# What is being asked
Go through the material below and copy each line where the word "items" appears.

# Data for processing
>>>>

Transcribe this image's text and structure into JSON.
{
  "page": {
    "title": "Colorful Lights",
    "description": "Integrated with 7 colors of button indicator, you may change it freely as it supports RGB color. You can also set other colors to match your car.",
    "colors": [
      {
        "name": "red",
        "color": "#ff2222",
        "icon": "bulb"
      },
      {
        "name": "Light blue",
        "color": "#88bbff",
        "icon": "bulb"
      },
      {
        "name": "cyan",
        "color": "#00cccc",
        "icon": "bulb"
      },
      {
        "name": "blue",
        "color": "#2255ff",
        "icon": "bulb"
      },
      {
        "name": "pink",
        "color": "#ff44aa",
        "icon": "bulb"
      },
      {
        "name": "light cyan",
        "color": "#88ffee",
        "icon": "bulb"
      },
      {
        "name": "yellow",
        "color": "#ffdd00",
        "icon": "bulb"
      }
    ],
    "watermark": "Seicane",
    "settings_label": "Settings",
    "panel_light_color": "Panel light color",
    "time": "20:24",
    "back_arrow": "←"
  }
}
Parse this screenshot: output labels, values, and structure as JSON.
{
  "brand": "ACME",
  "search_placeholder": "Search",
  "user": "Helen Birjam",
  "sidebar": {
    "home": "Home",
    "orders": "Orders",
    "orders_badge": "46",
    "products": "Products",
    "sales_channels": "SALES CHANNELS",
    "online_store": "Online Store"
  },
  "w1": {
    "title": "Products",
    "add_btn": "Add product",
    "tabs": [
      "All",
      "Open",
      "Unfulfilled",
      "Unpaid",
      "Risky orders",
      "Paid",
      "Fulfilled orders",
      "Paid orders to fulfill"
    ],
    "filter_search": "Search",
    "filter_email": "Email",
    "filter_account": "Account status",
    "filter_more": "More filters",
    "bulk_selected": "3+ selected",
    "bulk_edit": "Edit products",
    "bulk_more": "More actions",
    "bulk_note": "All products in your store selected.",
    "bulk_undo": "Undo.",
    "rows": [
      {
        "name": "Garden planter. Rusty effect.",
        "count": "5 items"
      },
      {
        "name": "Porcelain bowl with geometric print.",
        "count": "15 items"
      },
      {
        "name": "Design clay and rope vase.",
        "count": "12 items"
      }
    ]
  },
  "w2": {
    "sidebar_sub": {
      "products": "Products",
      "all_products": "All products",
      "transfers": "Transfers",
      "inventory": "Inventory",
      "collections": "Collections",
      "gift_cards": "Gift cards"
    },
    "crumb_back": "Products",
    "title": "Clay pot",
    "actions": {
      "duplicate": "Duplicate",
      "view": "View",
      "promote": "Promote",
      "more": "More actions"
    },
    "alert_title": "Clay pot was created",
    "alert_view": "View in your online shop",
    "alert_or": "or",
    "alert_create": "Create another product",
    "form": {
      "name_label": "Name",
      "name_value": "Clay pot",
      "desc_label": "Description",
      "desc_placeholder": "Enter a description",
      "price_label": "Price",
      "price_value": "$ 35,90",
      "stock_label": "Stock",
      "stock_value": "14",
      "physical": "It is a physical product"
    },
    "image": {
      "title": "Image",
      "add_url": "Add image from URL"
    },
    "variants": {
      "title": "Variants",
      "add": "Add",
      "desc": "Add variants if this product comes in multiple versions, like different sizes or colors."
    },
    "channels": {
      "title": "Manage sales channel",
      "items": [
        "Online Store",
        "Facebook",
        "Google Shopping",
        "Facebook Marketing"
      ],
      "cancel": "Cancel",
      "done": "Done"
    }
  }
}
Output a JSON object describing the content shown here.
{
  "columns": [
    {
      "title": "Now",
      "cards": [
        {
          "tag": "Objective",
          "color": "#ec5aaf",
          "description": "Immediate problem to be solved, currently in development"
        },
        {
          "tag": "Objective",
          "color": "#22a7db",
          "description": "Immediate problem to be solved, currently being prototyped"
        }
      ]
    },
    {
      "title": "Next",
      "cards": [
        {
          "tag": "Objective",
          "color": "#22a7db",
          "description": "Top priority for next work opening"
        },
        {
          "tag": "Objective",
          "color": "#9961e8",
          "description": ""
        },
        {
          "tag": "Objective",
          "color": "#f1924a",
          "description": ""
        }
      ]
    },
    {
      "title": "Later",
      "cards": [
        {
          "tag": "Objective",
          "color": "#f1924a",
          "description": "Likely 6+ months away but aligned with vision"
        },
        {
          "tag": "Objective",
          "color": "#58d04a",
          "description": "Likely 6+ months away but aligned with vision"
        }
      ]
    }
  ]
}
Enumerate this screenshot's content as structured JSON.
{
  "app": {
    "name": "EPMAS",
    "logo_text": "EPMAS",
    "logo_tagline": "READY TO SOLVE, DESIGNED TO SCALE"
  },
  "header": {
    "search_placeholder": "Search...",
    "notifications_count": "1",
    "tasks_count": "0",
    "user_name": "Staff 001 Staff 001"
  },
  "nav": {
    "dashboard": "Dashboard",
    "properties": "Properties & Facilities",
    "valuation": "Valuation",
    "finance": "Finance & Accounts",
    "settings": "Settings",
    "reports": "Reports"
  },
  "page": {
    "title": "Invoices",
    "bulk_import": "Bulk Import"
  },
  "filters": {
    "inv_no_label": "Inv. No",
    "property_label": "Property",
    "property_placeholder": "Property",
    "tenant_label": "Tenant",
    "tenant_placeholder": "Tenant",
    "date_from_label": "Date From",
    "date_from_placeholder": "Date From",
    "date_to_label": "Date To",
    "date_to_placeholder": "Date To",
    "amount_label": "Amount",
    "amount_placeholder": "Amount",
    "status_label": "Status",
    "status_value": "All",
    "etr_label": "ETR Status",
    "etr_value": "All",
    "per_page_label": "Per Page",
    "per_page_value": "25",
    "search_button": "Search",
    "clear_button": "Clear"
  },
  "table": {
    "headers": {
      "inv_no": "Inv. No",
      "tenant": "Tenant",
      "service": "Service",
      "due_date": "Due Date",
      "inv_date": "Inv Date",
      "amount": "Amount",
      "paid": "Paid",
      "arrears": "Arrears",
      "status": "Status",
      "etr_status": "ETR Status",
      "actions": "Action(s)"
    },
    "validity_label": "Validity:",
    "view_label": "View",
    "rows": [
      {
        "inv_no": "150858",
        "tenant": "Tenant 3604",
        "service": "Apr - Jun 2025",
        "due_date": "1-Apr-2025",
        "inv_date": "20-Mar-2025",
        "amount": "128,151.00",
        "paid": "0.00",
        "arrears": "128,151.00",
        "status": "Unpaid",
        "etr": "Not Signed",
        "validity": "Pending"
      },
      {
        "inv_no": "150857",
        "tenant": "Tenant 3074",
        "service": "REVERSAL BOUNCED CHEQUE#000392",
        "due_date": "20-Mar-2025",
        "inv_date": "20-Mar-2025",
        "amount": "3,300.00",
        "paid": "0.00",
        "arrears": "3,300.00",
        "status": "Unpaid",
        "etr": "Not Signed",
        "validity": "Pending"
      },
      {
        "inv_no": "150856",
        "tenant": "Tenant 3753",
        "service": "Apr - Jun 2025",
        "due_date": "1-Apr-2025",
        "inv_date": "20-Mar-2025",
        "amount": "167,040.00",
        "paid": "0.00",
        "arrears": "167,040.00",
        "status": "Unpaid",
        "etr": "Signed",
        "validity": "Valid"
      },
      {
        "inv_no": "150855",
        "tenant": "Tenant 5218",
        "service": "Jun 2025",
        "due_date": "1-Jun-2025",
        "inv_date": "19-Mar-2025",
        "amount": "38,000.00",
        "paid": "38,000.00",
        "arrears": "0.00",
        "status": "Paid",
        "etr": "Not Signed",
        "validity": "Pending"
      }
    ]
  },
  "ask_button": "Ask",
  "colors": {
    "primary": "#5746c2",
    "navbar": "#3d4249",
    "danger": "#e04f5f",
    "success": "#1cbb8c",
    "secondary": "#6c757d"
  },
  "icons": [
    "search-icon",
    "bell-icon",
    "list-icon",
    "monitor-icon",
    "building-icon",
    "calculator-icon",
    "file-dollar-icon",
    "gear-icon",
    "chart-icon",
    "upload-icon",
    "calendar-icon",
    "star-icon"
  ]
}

<<<<

# Result below
        "count": "5 items"
        "count": "15 items"
        "count": "12 items"
      "items": [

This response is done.